Grace’s collection of cookbooks gives another insight into the times. They stand on the ledge just under the stairs leading to what was once her room, and include titles on Indian and Turkish cookery as well as Boulestin’s Simple French Cooking for English Homes (1923), A Second Helping (1925), The Finer Cooking (1937) and the well-thumbed Lady Jekyll’s Kitchen Essays with Recipes and their Occasions (1922), which were influential titles in their day. Grace was in good hands with these two writers. Boulestin was the most important single influence between the wars, offering British cooks detailed instructions and methods for French cookery. Lady Jekyll, sister-in-law of Gertrude, the famous garden designer, wrote in a witty and enigmatic style, offered meditations and recipes on subjects as diverse as ‘children’s bread’, ‘a little supper after the play’, ‘food for artists and speakers’ and ‘tray food’. I looked for splodges on pages, but nothing was clear except for markings next to Poulet Lyonnaise in A Second Helping. As well as these, Grace accumulated many recipes, mostly cut from the newspapers and magazines of the day.

duncan grant eating adjusted

Duncan Grant in Charleston dining room 1964 eating from a dinner service designed by him for Clarice Cliff in 1934 (see below)

above pieces from my collection of Ceramics designed by Grant (for Clarice Cliff in 1934)

#### [DIRECTIVES]
A. Please shorten the paragraph of the passage that begins "Grace’s collection of cookbooks gives another insight" into a bulleted list that keeps its main facts.
B. In the records, rename "series-line" to "data-line" in the part that opens with the line containing "legend-label: 100 - 300" and closes with the line containing "plot-frame bbox=[80, 27, 481, 429]". Return only those lines, with nothing else changed.

#### [AVAILABLE DATA]
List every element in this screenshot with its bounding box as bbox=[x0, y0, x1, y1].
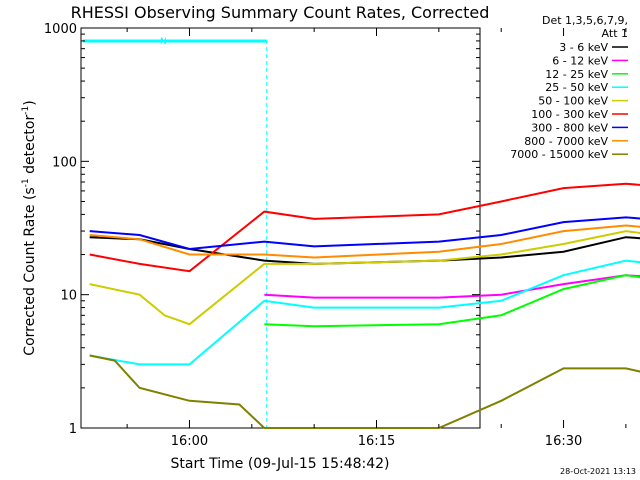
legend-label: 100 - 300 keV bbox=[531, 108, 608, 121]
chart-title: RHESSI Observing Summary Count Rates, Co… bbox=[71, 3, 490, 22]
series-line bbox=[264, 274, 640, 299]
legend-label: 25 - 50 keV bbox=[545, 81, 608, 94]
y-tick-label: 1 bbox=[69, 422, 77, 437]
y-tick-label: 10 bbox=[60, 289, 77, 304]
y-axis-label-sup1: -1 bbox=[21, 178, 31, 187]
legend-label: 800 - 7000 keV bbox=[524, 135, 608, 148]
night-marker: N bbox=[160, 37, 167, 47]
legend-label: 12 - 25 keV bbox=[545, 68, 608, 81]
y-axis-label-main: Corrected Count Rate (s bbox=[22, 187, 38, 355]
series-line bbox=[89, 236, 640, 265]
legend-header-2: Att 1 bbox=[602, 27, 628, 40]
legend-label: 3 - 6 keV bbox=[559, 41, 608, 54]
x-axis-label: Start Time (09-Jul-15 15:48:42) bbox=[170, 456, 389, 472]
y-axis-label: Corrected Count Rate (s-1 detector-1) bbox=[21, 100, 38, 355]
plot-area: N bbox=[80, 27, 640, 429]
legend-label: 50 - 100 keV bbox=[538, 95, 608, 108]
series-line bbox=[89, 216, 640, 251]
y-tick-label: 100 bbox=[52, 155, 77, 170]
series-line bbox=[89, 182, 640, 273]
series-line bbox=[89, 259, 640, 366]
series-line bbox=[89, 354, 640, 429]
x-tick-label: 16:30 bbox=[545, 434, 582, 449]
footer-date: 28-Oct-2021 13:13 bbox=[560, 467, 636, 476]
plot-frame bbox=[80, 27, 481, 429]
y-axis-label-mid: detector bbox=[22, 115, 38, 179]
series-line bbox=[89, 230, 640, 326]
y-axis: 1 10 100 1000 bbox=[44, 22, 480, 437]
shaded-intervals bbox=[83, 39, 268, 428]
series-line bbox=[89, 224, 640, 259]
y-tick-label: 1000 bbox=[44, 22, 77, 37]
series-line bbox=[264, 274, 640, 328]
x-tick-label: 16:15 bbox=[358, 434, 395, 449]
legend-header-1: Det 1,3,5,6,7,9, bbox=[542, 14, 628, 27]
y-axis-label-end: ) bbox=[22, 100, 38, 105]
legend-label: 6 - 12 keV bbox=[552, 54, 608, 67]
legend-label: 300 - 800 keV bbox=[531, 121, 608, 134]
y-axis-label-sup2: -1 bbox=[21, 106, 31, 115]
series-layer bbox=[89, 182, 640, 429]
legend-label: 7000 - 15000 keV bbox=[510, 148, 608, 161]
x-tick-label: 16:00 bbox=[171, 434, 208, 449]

#### [RESPONSES]
A.
- Grace's cookbooks stand on the ledge under the stairs leading to what was once her room.
- They include titles on Indian and Turkish cookery. There are also Boulestin's Simple French Cooking for English Homes (1923), A Second Helping (1925) and The Finer Cooking (1937), and the well-thumbed Lady Jekyll's Kitchen Essays with Recipes and their Occasions (1922). All were influential in their day.
- Boulestin was the most important single influence between the wars, giving British cooks detailed instructions and methods for French cookery.
- Lady Jekyll was the sister-in-law of the garden designer Gertrude. She wrote wittily and enigmatically on subjects ranging from 'children's bread' to 'tray food'.
- The only clear markings are next to Poulet Lyonnaise in A Second Helping.
- Grace also gathered many recipes, mostly cut from newspapers and magazines of the day.

B.
legend-label: 100 - 300 keV bbox=[531, 108, 608, 121]
chart-title: RHESSI Observing Summary Count Rates, Co… bbox=[71, 3, 490, 22]
data-line bbox=[264, 274, 640, 299]
legend-label: 25 - 50 keV bbox=[545, 81, 608, 94]
y-tick-label: 1 bbox=[69, 422, 77, 437]
y-tick-label: 10 bbox=[60, 289, 77, 304]
y-axis-label-sup1: -1 bbox=[21, 178, 31, 187]
legend-label: 800 - 7000 keV bbox=[524, 135, 608, 148]
night-marker: N bbox=[160, 37, 167, 47]
legend-label: 12 - 25 keV bbox=[545, 68, 608, 81]
y-axis-label-main: Corrected Count Rate (s bbox=[22, 187, 38, 355]
data-line bbox=[89, 236, 640, 265]
legend-header-2: Att 1 bbox=[602, 27, 628, 40]
legend-label: 3 - 6 keV bbox=[559, 41, 608, 54]
x-axis-label: Start Time (09-Jul-15 15:48:42) bbox=[170, 456, 389, 472]
y-axis-label: Corrected Count Rate (s-1 detector-1) bbox=[21, 100, 38, 355]
plot-area: N bbox=[80, 27, 640, 429]
legend-label: 50 - 100 keV bbox=[538, 95, 608, 108]
data-line bbox=[89, 216, 640, 251]
y-tick-label: 100 bbox=[52, 155, 77, 170]
data-line bbox=[89, 182, 640, 273]
data-line bbox=[89, 259, 640, 366]
data-line bbox=[89, 354, 640, 429]
x-tick-label: 16:30 bbox=[545, 434, 582, 449]
footer-date: 28-Oct-2021 13:13 bbox=[560, 467, 636, 476]
plot-frame bbox=[80, 27, 481, 429]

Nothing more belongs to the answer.